## [DATA SHOWN]
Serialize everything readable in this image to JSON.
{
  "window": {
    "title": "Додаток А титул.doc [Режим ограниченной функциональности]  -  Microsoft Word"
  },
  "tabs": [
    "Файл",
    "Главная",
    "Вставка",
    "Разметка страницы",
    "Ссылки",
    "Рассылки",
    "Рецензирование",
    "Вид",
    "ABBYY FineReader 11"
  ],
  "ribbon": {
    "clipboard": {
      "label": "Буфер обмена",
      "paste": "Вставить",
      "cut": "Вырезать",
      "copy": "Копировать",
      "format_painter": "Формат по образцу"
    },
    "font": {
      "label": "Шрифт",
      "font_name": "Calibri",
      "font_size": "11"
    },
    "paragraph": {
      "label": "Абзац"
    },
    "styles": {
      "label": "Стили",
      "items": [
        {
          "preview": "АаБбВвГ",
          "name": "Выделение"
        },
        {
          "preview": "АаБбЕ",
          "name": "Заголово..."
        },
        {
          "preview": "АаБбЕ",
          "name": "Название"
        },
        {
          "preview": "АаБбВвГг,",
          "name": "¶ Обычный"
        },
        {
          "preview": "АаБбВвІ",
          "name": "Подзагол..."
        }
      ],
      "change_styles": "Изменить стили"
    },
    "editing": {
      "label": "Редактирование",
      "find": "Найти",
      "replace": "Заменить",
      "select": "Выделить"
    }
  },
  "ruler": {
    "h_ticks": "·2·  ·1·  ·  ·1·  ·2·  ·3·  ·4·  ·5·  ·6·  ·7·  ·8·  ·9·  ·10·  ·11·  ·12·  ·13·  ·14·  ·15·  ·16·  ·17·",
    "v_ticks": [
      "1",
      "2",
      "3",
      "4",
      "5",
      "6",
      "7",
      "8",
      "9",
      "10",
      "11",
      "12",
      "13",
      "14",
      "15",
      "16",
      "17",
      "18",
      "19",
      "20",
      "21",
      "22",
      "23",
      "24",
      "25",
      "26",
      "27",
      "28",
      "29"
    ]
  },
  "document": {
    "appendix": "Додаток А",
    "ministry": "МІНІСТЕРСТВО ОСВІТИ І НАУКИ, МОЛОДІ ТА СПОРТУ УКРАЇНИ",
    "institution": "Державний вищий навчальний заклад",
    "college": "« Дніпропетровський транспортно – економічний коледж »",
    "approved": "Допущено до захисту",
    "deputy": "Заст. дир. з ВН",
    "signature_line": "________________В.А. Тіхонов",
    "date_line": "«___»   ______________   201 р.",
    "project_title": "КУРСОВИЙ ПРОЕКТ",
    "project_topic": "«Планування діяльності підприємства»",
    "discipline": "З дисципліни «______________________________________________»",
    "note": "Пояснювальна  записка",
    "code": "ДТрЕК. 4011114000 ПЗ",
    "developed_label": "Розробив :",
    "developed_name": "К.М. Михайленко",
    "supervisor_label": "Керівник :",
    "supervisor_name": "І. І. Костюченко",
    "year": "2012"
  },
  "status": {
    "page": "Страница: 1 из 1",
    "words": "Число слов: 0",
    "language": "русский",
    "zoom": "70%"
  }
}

## [WHAT TO DO]
Every entry should be printed again exactly as it stands.

## [EXERCISE OUTPUT]
Serialize everything readable in this image to JSON.
{
  "window": {
    "title": "Додаток А титул.doc [Режим ограниченной функциональности]  -  Microsoft Word"
  },
  "tabs": [
    "Файл",
    "Главная",
    "Вставка",
    "Разметка страницы",
    "Ссылки",
    "Рассылки",
    "Рецензирование",
    "Вид",
    "ABBYY FineReader 11"
  ],
  "ribbon": {
    "clipboard": {
      "label": "Буфер обмена",
      "paste": "Вставить",
      "cut": "Вырезать",
      "copy": "Копировать",
      "format_painter": "Формат по образцу"
    },
    "font": {
      "label": "Шрифт",
      "font_name": "Calibri",
      "font_size": "11"
    },
    "paragraph": {
      "label": "Абзац"
    },
    "styles": {
      "label": "Стили",
      "items": [
        {
          "preview": "АаБбВвГ",
          "name": "Выделение"
        },
        {
          "preview": "АаБбЕ",
          "name": "Заголово..."
        },
        {
          "preview": "АаБбЕ",
          "name": "Название"
        },
        {
          "preview": "АаБбВвГг,",
          "name": "¶ Обычный"
        },
        {
          "preview": "АаБбВвІ",
          "name": "Подзагол..."
        }
      ],
      "change_styles": "Изменить стили"
    },
    "editing": {
      "label": "Редактирование",
      "find": "Найти",
      "replace": "Заменить",
      "select": "Выделить"
    }
  },
  "ruler": {
    "h_ticks": "·2·  ·1·  ·  ·1·  ·2·  ·3·  ·4·  ·5·  ·6·  ·7·  ·8·  ·9·  ·10·  ·11·  ·12·  ·13·  ·14·  ·15·  ·16·  ·17·",
    "v_ticks": [
      "1",
      "2",
      "3",
      "4",
      "5",
      "6",
      "7",
      "8",
      "9",
      "10",
      "11",
      "12",
      "13",
      "14",
      "15",
      "16",
      "17",
      "18",
      "19",
      "20",
      "21",
      "22",
      "23",
      "24",
      "25",
      "26",
      "27",
      "28",
      "29"
    ]
  },
  "document": {
    "appendix": "Додаток А",
    "ministry": "МІНІСТЕРСТВО ОСВІТИ І НАУКИ, МОЛОДІ ТА СПОРТУ УКРАЇНИ",
    "institution": "Державний вищий навчальний заклад",
    "college": "« Дніпропетровський транспортно – економічний коледж »",
    "approved": "Допущено до захисту",
    "deputy": "Заст. дир. з ВН",
    "signature_line": "________________В.А. Тіхонов",
    "date_line": "«___»   ______________   201 р.",
    "project_title": "КУРСОВИЙ ПРОЕКТ",
    "project_topic": "«Планування діяльності підприємства»",
    "discipline": "З дисципліни «______________________________________________»",
    "note": "Пояснювальна  записка",
    "code": "ДТрЕК. 4011114000 ПЗ",
    "developed_label": "Розробив :",
    "developed_name": "К.М. Михайленко",
    "supervisor_label": "Керівник :",
    "supervisor_name": "І. І. Костюченко",
    "year": "2012"
  },
  "status": {
    "page": "Страница: 1 из 1",
    "words": "Число слов: 0",
    "language": "русский",
    "zoom": "70%"
  }
}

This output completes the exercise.